Records supplied >>
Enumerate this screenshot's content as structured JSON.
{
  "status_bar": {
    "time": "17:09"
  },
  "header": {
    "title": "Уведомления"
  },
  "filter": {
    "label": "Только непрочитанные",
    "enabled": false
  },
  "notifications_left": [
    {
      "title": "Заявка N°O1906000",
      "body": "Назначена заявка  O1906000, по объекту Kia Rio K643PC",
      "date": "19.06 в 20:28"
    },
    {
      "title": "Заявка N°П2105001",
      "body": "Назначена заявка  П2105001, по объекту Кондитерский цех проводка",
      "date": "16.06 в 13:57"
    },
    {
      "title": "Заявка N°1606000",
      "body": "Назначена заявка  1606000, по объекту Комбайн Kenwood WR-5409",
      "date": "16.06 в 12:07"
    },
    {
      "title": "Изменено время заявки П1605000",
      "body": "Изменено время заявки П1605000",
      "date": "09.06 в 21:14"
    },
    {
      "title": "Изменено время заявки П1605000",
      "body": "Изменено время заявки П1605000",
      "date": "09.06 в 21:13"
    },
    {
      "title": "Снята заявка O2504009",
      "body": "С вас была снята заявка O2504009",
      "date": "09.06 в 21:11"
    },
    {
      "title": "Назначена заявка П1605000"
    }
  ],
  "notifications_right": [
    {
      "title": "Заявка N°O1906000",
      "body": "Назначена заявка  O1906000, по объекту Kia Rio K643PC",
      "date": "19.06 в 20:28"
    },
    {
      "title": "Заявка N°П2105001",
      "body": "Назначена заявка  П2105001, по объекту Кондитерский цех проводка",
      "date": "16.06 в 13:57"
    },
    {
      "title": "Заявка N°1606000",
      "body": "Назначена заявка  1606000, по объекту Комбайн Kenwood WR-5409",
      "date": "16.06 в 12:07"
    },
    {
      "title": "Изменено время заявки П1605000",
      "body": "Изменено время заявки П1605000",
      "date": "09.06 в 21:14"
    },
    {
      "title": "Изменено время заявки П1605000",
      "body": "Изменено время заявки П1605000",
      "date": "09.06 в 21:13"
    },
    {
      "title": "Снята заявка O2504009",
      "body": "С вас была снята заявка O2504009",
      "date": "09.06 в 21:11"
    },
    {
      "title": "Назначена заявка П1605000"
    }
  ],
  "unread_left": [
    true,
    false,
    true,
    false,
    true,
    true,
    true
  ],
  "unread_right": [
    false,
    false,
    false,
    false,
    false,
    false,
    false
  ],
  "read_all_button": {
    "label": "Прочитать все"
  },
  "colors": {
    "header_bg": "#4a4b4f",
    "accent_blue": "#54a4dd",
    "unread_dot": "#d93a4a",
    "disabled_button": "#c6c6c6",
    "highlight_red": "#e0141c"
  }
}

What is asked >> Output every record above exactly as it appears.

Final result >>
Enumerate this screenshot's content as structured JSON.
{
  "status_bar": {
    "time": "17:09"
  },
  "header": {
    "title": "Уведомления"
  },
  "filter": {
    "label": "Только непрочитанные",
    "enabled": false
  },
  "notifications_left": [
    {
      "title": "Заявка N°O1906000",
      "body": "Назначена заявка  O1906000, по объекту Kia Rio K643PC",
      "date": "19.06 в 20:28"
    },
    {
      "title": "Заявка N°П2105001",
      "body": "Назначена заявка  П2105001, по объекту Кондитерский цех проводка",
      "date": "16.06 в 13:57"
    },
    {
      "title": "Заявка N°1606000",
      "body": "Назначена заявка  1606000, по объекту Комбайн Kenwood WR-5409",
      "date": "16.06 в 12:07"
    },
    {
      "title": "Изменено время заявки П1605000",
      "body": "Изменено время заявки П1605000",
      "date": "09.06 в 21:14"
    },
    {
      "title": "Изменено время заявки П1605000",
      "body": "Изменено время заявки П1605000",
      "date": "09.06 в 21:13"
    },
    {
      "title": "Снята заявка O2504009",
      "body": "С вас была снята заявка O2504009",
      "date": "09.06 в 21:11"
    },
    {
      "title": "Назначена заявка П1605000"
    }
  ],
  "notifications_right": [
    {
      "title": "Заявка N°O1906000",
      "body": "Назначена заявка  O1906000, по объекту Kia Rio K643PC",
      "date": "19.06 в 20:28"
    },
    {
      "title": "Заявка N°П2105001",
      "body": "Назначена заявка  П2105001, по объекту Кондитерский цех проводка",
      "date": "16.06 в 13:57"
    },
    {
      "title": "Заявка N°1606000",
      "body": "Назначена заявка  1606000, по объекту Комбайн Kenwood WR-5409",
      "date": "16.06 в 12:07"
    },
    {
      "title": "Изменено время заявки П1605000",
      "body": "Изменено время заявки П1605000",
      "date": "09.06 в 21:14"
    },
    {
      "title": "Изменено время заявки П1605000",
      "body": "Изменено время заявки П1605000",
      "date": "09.06 в 21:13"
    },
    {
      "title": "Снята заявка O2504009",
      "body": "С вас была снята заявка O2504009",
      "date": "09.06 в 21:11"
    },
    {
      "title": "Назначена заявка П1605000"
    }
  ],
  "unread_left": [
    true,
    false,
    true,
    false,
    true,
    true,
    true
  ],
  "unread_right": [
    false,
    false,
    false,
    false,
    false,
    false,
    false
  ],
  "read_all_button": {
    "label": "Прочитать все"
  },
  "colors": {
    "header_bg": "#4a4b4f",
    "accent_blue": "#54a4dd",
    "unread_dot": "#d93a4a",
    "disabled_button": "#c6c6c6",
    "highlight_red": "#e0141c"
  }
}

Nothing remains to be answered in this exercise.